(Records from a dataset)
####################

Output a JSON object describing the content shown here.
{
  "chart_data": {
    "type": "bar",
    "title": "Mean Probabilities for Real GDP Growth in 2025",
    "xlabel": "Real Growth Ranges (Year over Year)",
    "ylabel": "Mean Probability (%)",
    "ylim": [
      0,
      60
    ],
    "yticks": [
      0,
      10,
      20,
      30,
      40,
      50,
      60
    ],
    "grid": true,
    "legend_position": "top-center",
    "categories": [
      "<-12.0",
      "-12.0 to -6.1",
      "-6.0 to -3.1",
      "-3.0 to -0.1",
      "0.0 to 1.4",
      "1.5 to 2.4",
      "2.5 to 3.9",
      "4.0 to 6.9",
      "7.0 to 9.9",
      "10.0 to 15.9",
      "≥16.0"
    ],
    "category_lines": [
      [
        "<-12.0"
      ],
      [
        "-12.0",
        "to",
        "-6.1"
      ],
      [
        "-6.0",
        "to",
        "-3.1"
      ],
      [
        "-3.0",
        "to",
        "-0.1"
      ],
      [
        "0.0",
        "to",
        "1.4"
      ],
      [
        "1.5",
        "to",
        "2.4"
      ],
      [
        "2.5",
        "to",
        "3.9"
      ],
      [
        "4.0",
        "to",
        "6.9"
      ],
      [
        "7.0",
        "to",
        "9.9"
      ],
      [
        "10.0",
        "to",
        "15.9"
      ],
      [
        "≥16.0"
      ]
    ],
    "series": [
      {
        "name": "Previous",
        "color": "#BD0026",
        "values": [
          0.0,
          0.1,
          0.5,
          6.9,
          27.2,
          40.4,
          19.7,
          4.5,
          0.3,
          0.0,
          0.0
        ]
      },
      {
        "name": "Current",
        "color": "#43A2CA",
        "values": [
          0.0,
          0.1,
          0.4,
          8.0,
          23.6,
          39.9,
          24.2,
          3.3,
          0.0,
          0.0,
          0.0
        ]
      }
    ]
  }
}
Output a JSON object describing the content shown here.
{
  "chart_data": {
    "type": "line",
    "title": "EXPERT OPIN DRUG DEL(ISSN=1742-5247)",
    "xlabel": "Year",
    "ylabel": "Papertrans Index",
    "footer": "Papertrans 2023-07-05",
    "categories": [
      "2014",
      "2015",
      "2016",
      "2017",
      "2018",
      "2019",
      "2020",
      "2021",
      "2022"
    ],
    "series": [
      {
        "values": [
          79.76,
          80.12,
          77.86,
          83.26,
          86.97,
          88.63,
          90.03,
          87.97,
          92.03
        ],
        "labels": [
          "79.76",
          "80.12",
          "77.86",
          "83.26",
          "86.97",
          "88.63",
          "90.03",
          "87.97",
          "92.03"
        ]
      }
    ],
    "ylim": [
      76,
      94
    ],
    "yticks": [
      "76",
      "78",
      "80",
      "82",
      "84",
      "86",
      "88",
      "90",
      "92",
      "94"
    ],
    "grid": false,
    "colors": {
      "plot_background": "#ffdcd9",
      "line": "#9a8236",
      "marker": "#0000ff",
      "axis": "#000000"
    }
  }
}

####################

WHAT NEEDS TO BE DONE: Output the entries exactly.

SOLUTION FOR THIS TASK:
Output a JSON object describing the content shown here.
{
  "chart_data": {
    "type": "bar",
    "title": "Mean Probabilities for Real GDP Growth in 2025",
    "xlabel": "Real Growth Ranges (Year over Year)",
    "ylabel": "Mean Probability (%)",
    "ylim": [
      0,
      60
    ],
    "yticks": [
      0,
      10,
      20,
      30,
      40,
      50,
      60
    ],
    "grid": true,
    "legend_position": "top-center",
    "categories": [
      "<-12.0",
      "-12.0 to -6.1",
      "-6.0 to -3.1",
      "-3.0 to -0.1",
      "0.0 to 1.4",
      "1.5 to 2.4",
      "2.5 to 3.9",
      "4.0 to 6.9",
      "7.0 to 9.9",
      "10.0 to 15.9",
      "≥16.0"
    ],
    "category_lines": [
      [
        "<-12.0"
      ],
      [
        "-12.0",
        "to",
        "-6.1"
      ],
      [
        "-6.0",
        "to",
        "-3.1"
      ],
      [
        "-3.0",
        "to",
        "-0.1"
      ],
      [
        "0.0",
        "to",
        "1.4"
      ],
      [
        "1.5",
        "to",
        "2.4"
      ],
      [
        "2.5",
        "to",
        "3.9"
      ],
      [
        "4.0",
        "to",
        "6.9"
      ],
      [
        "7.0",
        "to",
        "9.9"
      ],
      [
        "10.0",
        "to",
        "15.9"
      ],
      [
        "≥16.0"
      ]
    ],
    "series": [
      {
        "name": "Previous",
        "color": "#BD0026",
        "values": [
          0.0,
          0.1,
          0.5,
          6.9,
          27.2,
          40.4,
          19.7,
          4.5,
          0.3,
          0.0,
          0.0
        ]
      },
      {
        "name": "Current",
        "color": "#43A2CA",
        "values": [
          0.0,
          0.1,
          0.4,
          8.0,
          23.6,
          39.9,
          24.2,
          3.3,
          0.0,
          0.0,
          0.0
        ]
      }
    ]
  }
}
Output a JSON object describing the content shown here.
{
  "chart_data": {
    "type": "line",
    "title": "EXPERT OPIN DRUG DEL(ISSN=1742-5247)",
    "xlabel": "Year",
    "ylabel": "Papertrans Index",
    "footer": "Papertrans 2023-07-05",
    "categories": [
      "2014",
      "2015",
      "2016",
      "2017",
      "2018",
      "2019",
      "2020",
      "2021",
      "2022"
    ],
    "series": [
      {
        "values": [
          79.76,
          80.12,
          77.86,
          83.26,
          86.97,
          88.63,
          90.03,
          87.97,
          92.03
        ],
        "labels": [
          "79.76",
          "80.12",
          "77.86",
          "83.26",
          "86.97",
          "88.63",
          "90.03",
          "87.97",
          "92.03"
        ]
      }
    ],
    "ylim": [
      76,
      94
    ],
    "yticks": [
      "76",
      "78",
      "80",
      "82",
      "84",
      "86",
      "88",
      "90",
      "92",
      "94"
    ],
    "grid": false,
    "colors": {
      "plot_background": "#ffdcd9",
      "line": "#9a8236",
      "marker": "#0000ff",
      "axis": "#000000"
    }
  }
}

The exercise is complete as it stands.